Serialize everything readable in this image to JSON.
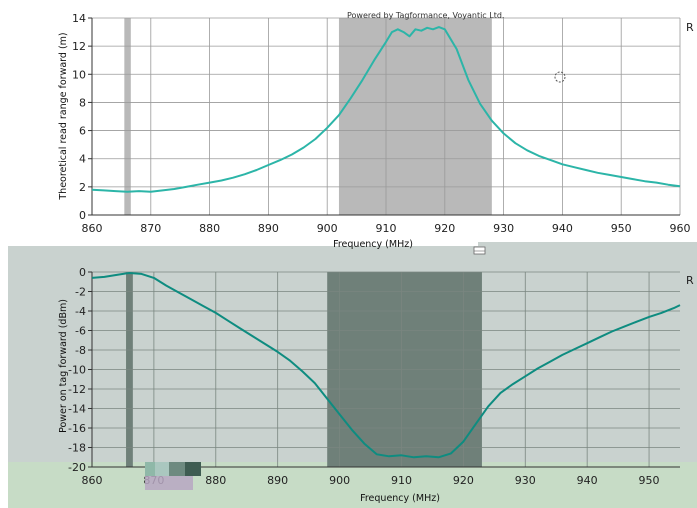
{
  "chart_data": [
    {
      "type": "line",
      "credit": "Powered by Tagformance, Voyantic Ltd.",
      "corner_mark": "R",
      "xlabel": "Frequency (MHz)",
      "ylabel": "Theoretical read range forward (m)",
      "xlim": [
        860,
        960
      ],
      "ylim": [
        0,
        14
      ],
      "x_ticks": [
        "860",
        "870",
        "880",
        "890",
        "900",
        "910",
        "920",
        "930",
        "940",
        "950",
        "960"
      ],
      "y_ticks": [
        "0",
        "2",
        "4",
        "6",
        "8",
        "10",
        "12",
        "14"
      ],
      "grid": true,
      "line_color": "#2cb5a8",
      "shaded_bands": [
        [
          865.5,
          866.6
        ],
        [
          902,
          928
        ]
      ],
      "series": [
        {
          "x": [
            860,
            862,
            864,
            866,
            868,
            870,
            872,
            874,
            876,
            878,
            880,
            882,
            884,
            886,
            888,
            890,
            892,
            894,
            896,
            898,
            900,
            902,
            904,
            906,
            908,
            910,
            911,
            912,
            913,
            914,
            915,
            916,
            917,
            918,
            919,
            920,
            922,
            924,
            926,
            928,
            930,
            932,
            934,
            936,
            938,
            940,
            942,
            944,
            946,
            948,
            950,
            952,
            954,
            956,
            958,
            960
          ],
          "y": [
            1.8,
            1.75,
            1.7,
            1.65,
            1.7,
            1.65,
            1.75,
            1.85,
            2.0,
            2.15,
            2.3,
            2.45,
            2.65,
            2.9,
            3.2,
            3.55,
            3.9,
            4.3,
            4.8,
            5.4,
            6.2,
            7.1,
            8.3,
            9.6,
            11.0,
            12.3,
            13.0,
            13.2,
            13.0,
            12.7,
            13.2,
            13.1,
            13.3,
            13.2,
            13.35,
            13.2,
            11.8,
            9.6,
            7.9,
            6.7,
            5.8,
            5.1,
            4.6,
            4.2,
            3.9,
            3.6,
            3.4,
            3.2,
            3.0,
            2.85,
            2.7,
            2.55,
            2.4,
            2.3,
            2.15,
            2.05
          ]
        }
      ]
    },
    {
      "type": "line",
      "corner_mark": "R",
      "xlabel": "Frequency (MHz)",
      "ylabel": "Power on tag forward (dBm)",
      "xlim": [
        860,
        955
      ],
      "ylim": [
        -20,
        0
      ],
      "x_ticks": [
        "860",
        "870",
        "880",
        "890",
        "900",
        "910",
        "920",
        "930",
        "940",
        "950"
      ],
      "y_ticks": [
        "0",
        "-2",
        "-4",
        "-6",
        "-8",
        "-10",
        "-12",
        "-14",
        "-16",
        "-18",
        "-20"
      ],
      "grid": true,
      "line_color": "#0e8c80",
      "shaded_bands": [
        [
          865.5,
          866.6
        ],
        [
          898,
          923
        ]
      ],
      "series": [
        {
          "x": [
            860,
            862,
            864,
            866,
            868,
            870,
            872,
            874,
            876,
            878,
            880,
            882,
            884,
            886,
            888,
            890,
            892,
            894,
            896,
            898,
            900,
            902,
            904,
            906,
            908,
            910,
            912,
            914,
            916,
            918,
            920,
            922,
            924,
            926,
            928,
            930,
            932,
            934,
            936,
            938,
            940,
            942,
            944,
            946,
            948,
            950,
            952,
            954,
            955
          ],
          "y": [
            -0.6,
            -0.5,
            -0.3,
            -0.1,
            -0.2,
            -0.6,
            -1.4,
            -2.1,
            -2.8,
            -3.5,
            -4.2,
            -5.0,
            -5.8,
            -6.6,
            -7.4,
            -8.2,
            -9.1,
            -10.2,
            -11.4,
            -13.0,
            -14.6,
            -16.2,
            -17.6,
            -18.7,
            -18.9,
            -18.8,
            -19.0,
            -18.9,
            -19.0,
            -18.6,
            -17.4,
            -15.6,
            -13.8,
            -12.4,
            -11.5,
            -10.7,
            -9.9,
            -9.2,
            -8.5,
            -7.9,
            -7.3,
            -6.7,
            -6.1,
            -5.6,
            -5.1,
            -4.6,
            -4.2,
            -3.7,
            -3.4
          ]
        }
      ]
    }
  ]
}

··········

Task to complete | Read through the data and copy every line where "ylabel" shows up.

Answer to the problem |
      "ylabel": "Theoretical read range forward (m)",
      "ylabel": "Power on tag forward (dBm)",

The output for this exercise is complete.